▶ Written request
Set the listing down again in full, word for word, with the pictures left out.

▶ Provided information
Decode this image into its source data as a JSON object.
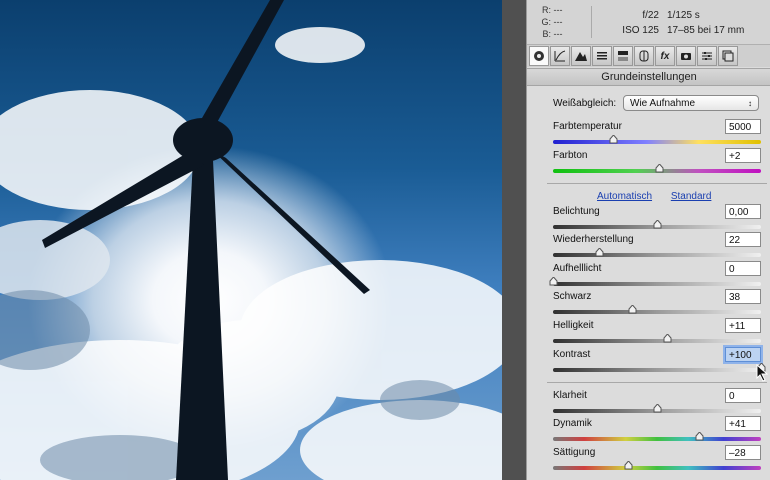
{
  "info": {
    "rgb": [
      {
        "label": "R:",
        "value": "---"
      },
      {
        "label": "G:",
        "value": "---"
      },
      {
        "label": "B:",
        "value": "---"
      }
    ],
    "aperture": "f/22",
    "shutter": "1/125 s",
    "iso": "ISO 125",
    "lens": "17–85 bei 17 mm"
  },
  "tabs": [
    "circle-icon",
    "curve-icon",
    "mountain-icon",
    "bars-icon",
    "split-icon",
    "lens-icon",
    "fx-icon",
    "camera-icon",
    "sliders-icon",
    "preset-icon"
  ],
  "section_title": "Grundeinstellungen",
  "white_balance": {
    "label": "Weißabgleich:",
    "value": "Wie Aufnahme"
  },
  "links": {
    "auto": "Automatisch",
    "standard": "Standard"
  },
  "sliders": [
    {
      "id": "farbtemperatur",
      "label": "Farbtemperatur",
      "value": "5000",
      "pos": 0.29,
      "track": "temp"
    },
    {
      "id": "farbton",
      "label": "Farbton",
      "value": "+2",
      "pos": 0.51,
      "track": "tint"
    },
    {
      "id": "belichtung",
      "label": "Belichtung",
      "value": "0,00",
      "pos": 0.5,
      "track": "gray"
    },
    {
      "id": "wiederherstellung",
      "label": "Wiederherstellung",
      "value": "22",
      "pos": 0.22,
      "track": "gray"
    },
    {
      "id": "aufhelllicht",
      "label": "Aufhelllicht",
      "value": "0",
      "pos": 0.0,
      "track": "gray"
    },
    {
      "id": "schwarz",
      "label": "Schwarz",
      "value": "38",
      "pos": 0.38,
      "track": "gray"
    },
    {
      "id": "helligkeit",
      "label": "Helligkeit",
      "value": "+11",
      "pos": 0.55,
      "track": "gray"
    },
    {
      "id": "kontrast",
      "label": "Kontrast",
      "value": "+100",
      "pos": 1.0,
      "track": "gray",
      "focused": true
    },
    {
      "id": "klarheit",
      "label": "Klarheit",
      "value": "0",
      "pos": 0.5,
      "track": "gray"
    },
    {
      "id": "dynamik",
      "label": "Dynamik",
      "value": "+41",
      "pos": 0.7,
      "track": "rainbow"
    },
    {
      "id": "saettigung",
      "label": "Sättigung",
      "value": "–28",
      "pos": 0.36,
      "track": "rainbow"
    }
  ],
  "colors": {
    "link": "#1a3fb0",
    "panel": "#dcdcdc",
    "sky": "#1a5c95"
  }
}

▶ Output for this task
Decode this image into its source data as a JSON object.
{
  "info": {
    "rgb": [
      {
        "label": "R:",
        "value": "---"
      },
      {
        "label": "G:",
        "value": "---"
      },
      {
        "label": "B:",
        "value": "---"
      }
    ],
    "aperture": "f/22",
    "shutter": "1/125 s",
    "iso": "ISO 125",
    "lens": "17–85 bei 17 mm"
  },
  "tabs": [
    "circle-icon",
    "curve-icon",
    "mountain-icon",
    "bars-icon",
    "split-icon",
    "lens-icon",
    "fx-icon",
    "camera-icon",
    "sliders-icon",
    "preset-icon"
  ],
  "section_title": "Grundeinstellungen",
  "white_balance": {
    "label": "Weißabgleich:",
    "value": "Wie Aufnahme"
  },
  "links": {
    "auto": "Automatisch",
    "standard": "Standard"
  },
  "sliders": [
    {
      "id": "farbtemperatur",
      "label": "Farbtemperatur",
      "value": "5000",
      "pos": 0.29,
      "track": "temp"
    },
    {
      "id": "farbton",
      "label": "Farbton",
      "value": "+2",
      "pos": 0.51,
      "track": "tint"
    },
    {
      "id": "belichtung",
      "label": "Belichtung",
      "value": "0,00",
      "pos": 0.5,
      "track": "gray"
    },
    {
      "id": "wiederherstellung",
      "label": "Wiederherstellung",
      "value": "22",
      "pos": 0.22,
      "track": "gray"
    },
    {
      "id": "aufhelllicht",
      "label": "Aufhelllicht",
      "value": "0",
      "pos": 0.0,
      "track": "gray"
    },
    {
      "id": "schwarz",
      "label": "Schwarz",
      "value": "38",
      "pos": 0.38,
      "track": "gray"
    },
    {
      "id": "helligkeit",
      "label": "Helligkeit",
      "value": "+11",
      "pos": 0.55,
      "track": "gray"
    },
    {
      "id": "kontrast",
      "label": "Kontrast",
      "value": "+100",
      "pos": 1.0,
      "track": "gray",
      "focused": true
    },
    {
      "id": "klarheit",
      "label": "Klarheit",
      "value": "0",
      "pos": 0.5,
      "track": "gray"
    },
    {
      "id": "dynamik",
      "label": "Dynamik",
      "value": "+41",
      "pos": 0.7,
      "track": "rainbow"
    },
    {
      "id": "saettigung",
      "label": "Sättigung",
      "value": "–28",
      "pos": 0.36,
      "track": "rainbow"
    }
  ],
  "colors": {
    "link": "#1a3fb0",
    "panel": "#dcdcdc",
    "sky": "#1a5c95"
  }
}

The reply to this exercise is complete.